◆ **Task statement**: Copy down every line where the string "with" shows up.

Some records:

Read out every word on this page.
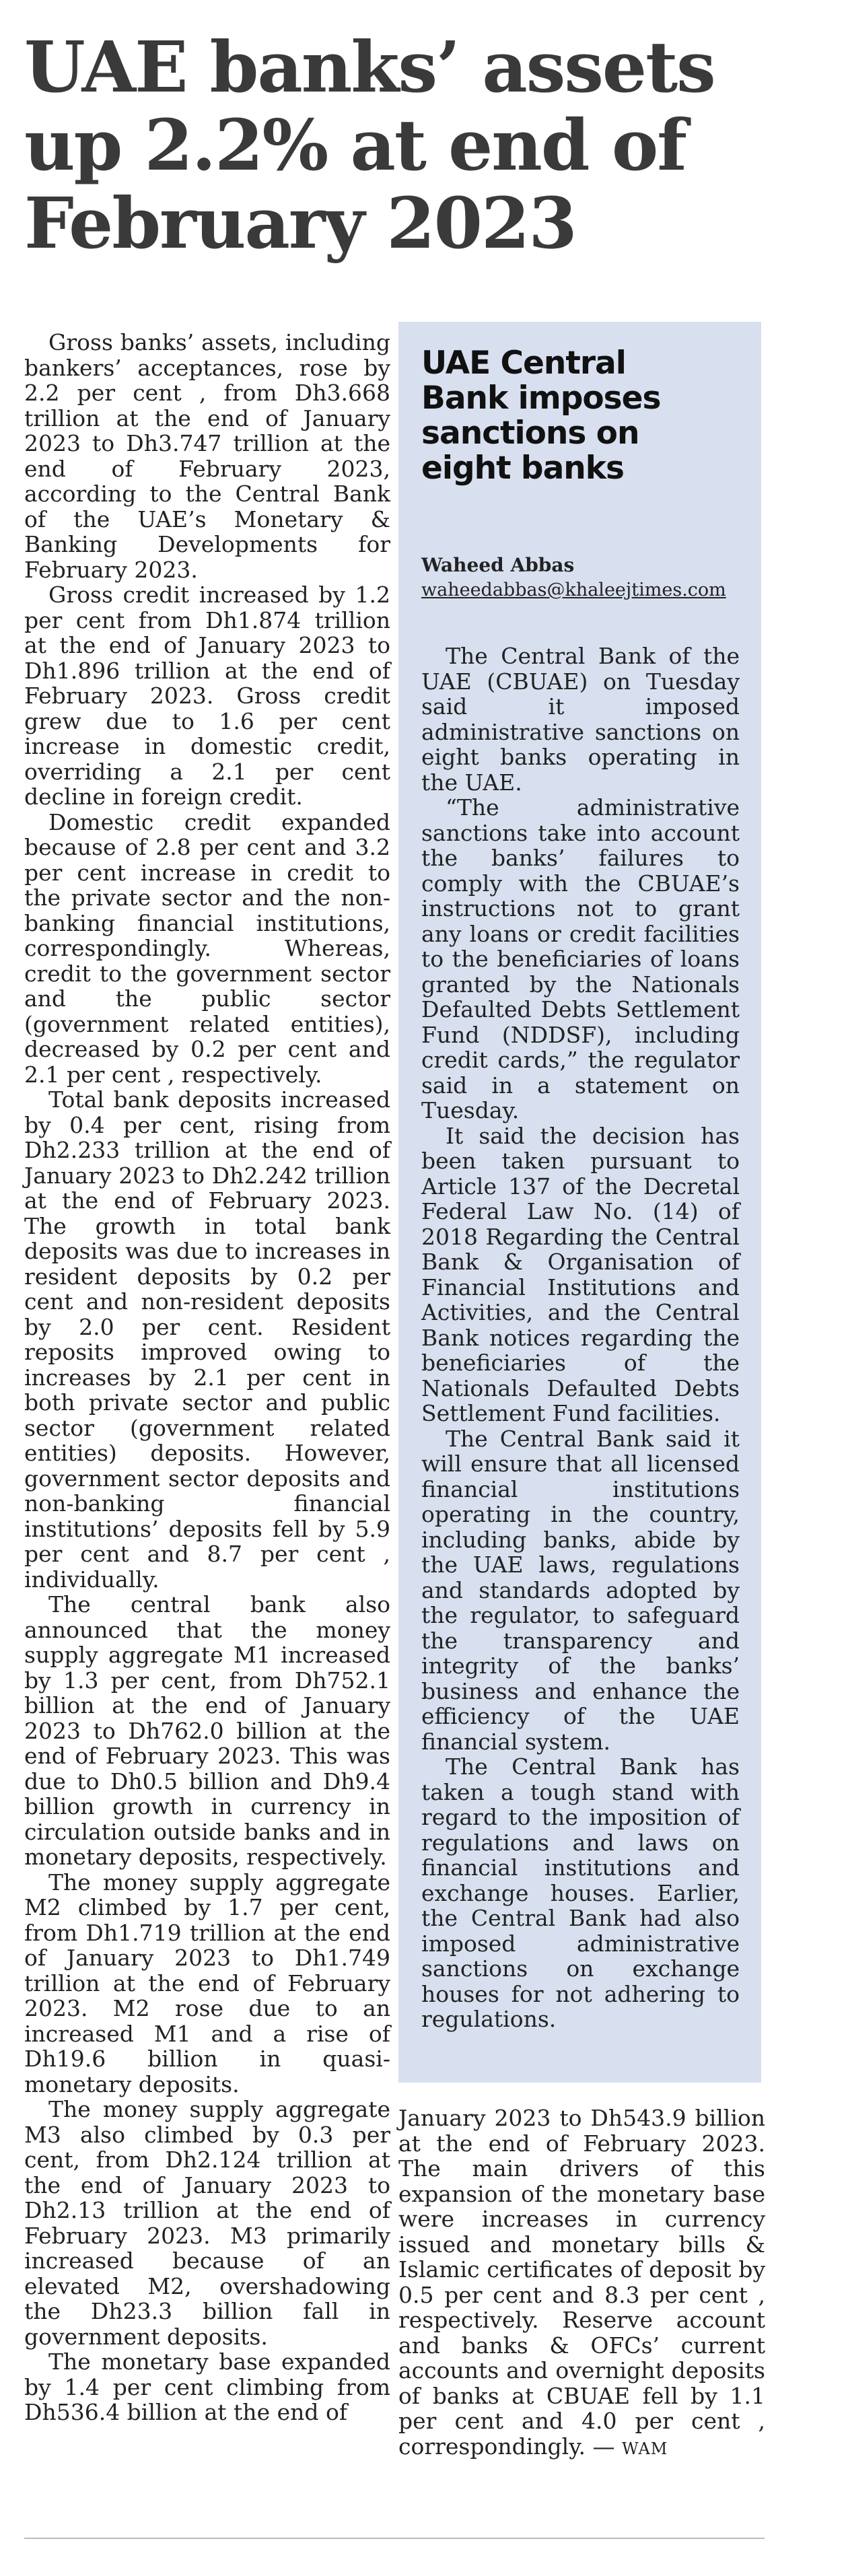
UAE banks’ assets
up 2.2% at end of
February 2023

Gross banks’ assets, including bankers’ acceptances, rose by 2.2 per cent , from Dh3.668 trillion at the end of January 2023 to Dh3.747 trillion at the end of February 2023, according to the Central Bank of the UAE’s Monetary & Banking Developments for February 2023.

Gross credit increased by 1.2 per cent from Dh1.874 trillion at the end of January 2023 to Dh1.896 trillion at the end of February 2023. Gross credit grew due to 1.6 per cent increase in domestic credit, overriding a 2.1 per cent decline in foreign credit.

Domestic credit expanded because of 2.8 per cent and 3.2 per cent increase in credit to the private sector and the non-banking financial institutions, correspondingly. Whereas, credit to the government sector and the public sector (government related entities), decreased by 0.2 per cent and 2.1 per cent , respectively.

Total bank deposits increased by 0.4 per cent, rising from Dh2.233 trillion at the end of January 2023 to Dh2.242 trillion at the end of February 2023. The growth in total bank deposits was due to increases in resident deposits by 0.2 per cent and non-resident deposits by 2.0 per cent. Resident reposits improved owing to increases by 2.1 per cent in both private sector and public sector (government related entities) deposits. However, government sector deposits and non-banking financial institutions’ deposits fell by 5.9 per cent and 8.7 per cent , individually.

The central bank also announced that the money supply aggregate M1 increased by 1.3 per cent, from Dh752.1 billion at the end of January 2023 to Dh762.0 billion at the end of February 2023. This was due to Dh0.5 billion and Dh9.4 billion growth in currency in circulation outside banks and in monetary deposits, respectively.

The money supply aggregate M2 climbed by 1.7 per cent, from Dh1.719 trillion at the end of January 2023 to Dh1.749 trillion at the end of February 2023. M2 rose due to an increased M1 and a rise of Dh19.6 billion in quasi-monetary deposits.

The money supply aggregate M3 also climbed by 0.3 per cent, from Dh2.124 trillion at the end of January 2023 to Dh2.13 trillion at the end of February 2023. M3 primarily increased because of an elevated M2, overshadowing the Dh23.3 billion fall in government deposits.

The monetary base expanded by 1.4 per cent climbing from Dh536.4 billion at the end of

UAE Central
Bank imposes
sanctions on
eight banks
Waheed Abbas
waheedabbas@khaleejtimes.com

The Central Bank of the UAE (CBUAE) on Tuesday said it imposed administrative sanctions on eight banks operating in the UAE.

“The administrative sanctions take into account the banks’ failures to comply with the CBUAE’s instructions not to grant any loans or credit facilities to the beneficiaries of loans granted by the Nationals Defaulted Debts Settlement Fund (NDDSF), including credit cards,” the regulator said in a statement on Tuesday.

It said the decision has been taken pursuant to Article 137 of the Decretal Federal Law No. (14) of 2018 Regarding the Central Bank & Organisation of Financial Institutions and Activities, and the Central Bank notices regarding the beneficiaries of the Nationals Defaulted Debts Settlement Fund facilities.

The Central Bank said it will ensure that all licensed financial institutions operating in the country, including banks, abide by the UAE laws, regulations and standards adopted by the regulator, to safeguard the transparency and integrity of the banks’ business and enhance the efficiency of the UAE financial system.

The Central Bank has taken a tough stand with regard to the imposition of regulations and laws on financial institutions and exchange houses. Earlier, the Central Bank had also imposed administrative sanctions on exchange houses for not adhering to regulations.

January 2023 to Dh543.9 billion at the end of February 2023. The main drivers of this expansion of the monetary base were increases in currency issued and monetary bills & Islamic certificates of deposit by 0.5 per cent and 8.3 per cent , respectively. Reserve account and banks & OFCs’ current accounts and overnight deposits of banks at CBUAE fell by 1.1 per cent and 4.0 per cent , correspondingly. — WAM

--

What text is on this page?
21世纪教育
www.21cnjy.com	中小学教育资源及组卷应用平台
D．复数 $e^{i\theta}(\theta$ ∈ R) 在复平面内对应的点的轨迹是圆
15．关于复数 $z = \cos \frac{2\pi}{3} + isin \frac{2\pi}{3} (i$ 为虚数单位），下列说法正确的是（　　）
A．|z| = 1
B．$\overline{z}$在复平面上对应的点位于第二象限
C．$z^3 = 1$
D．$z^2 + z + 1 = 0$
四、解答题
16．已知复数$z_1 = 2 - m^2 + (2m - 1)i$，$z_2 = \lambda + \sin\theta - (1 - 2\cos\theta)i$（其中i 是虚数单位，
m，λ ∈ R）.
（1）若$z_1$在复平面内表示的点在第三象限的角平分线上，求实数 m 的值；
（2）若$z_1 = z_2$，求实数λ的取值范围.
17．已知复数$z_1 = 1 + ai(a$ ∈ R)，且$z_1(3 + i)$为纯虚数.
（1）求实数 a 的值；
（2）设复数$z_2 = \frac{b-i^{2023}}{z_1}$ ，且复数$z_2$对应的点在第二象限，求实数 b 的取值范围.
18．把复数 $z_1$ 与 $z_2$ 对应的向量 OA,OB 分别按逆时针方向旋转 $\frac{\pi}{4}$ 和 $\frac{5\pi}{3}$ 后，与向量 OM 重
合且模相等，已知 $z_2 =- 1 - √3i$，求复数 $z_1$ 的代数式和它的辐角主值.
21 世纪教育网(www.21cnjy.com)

...

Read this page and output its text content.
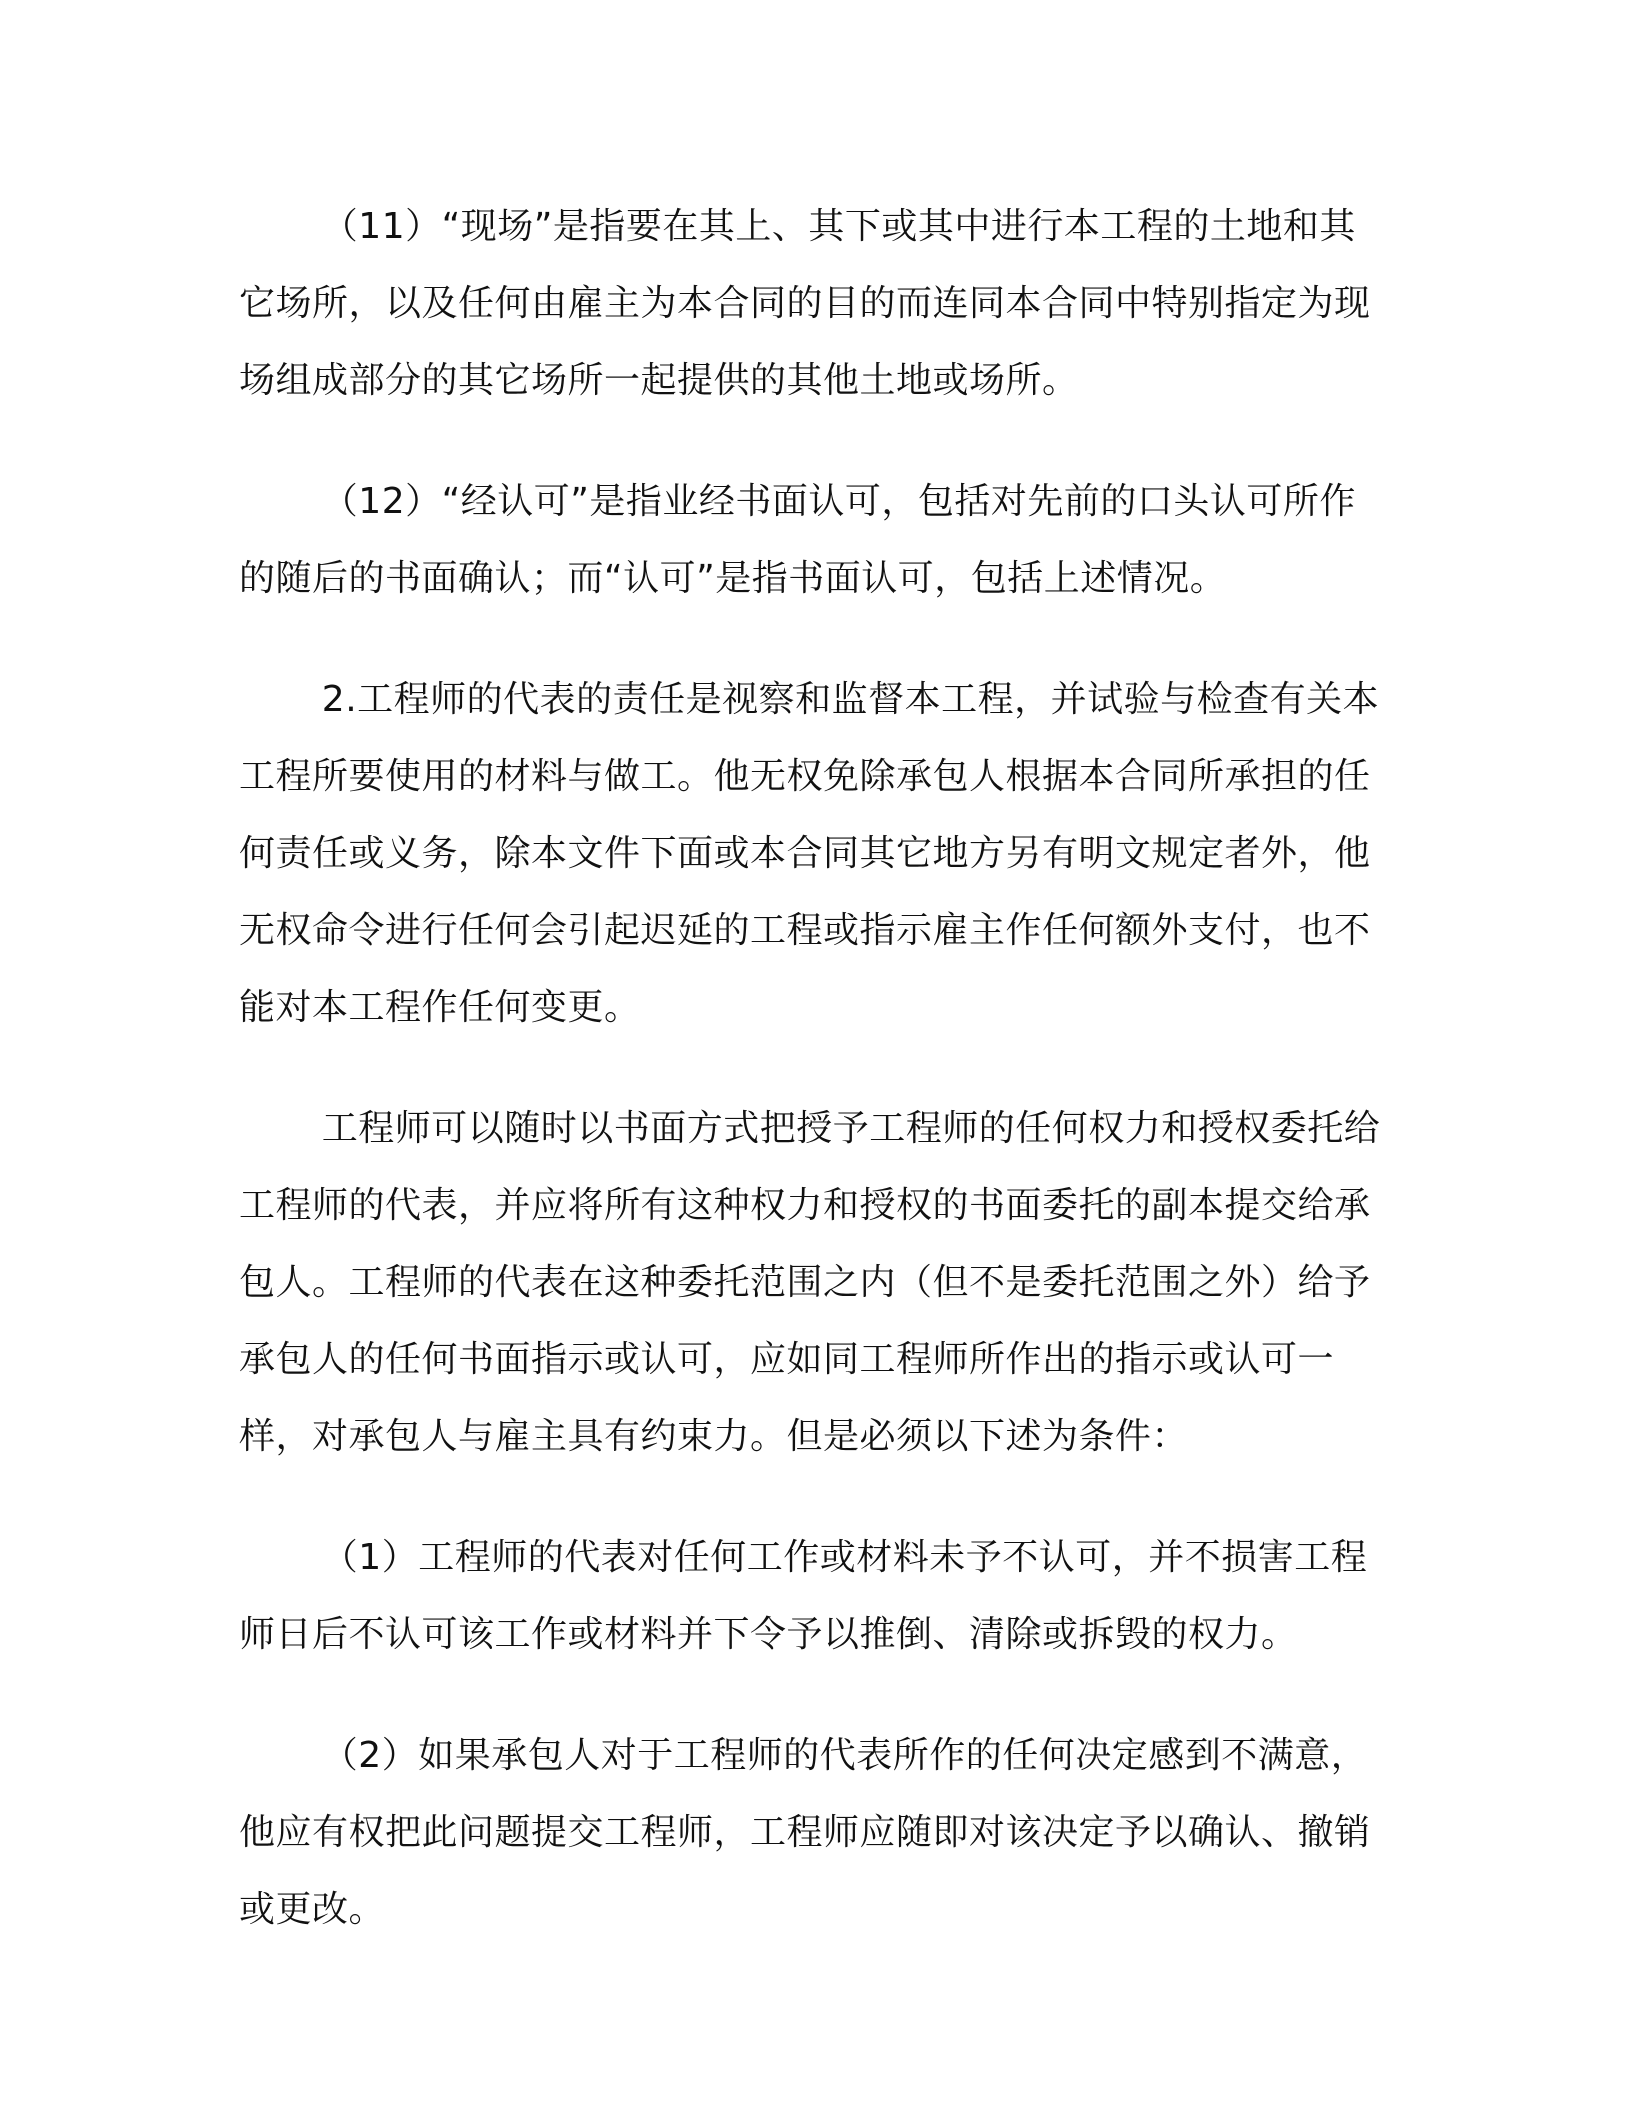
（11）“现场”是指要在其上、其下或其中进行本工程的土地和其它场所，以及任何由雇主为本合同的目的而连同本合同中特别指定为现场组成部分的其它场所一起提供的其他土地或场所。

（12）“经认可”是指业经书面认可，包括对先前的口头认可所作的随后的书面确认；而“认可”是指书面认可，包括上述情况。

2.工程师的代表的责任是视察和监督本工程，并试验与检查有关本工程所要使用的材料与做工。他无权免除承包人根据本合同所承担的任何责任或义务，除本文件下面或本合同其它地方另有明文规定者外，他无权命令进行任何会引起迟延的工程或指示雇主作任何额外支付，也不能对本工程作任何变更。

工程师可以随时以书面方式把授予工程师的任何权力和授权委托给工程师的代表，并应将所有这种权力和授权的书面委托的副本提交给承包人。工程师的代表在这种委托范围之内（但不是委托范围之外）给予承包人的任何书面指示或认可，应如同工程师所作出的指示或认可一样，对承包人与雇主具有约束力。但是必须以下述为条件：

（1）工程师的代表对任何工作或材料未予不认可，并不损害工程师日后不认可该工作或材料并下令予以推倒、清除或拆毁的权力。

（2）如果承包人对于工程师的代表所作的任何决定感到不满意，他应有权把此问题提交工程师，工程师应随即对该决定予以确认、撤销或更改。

◆ **Output for this exercise**:
“The administrative sanctions take into account the banks’ failures to comply with the CBUAE’s instructions not to grant any loans or credit facilities to the beneficiaries of loans granted by the Nationals Defaulted Debts Settlement Fund (NDDSF), including credit cards,” the regulator said in a statement on Tuesday.
The Central Bank has taken a tough stand with regard to the imposition of regulations and laws on financial institutions and exchange houses. Earlier, the Central Bank had also imposed administrative sanctions on exchange houses for not adhering to regulations.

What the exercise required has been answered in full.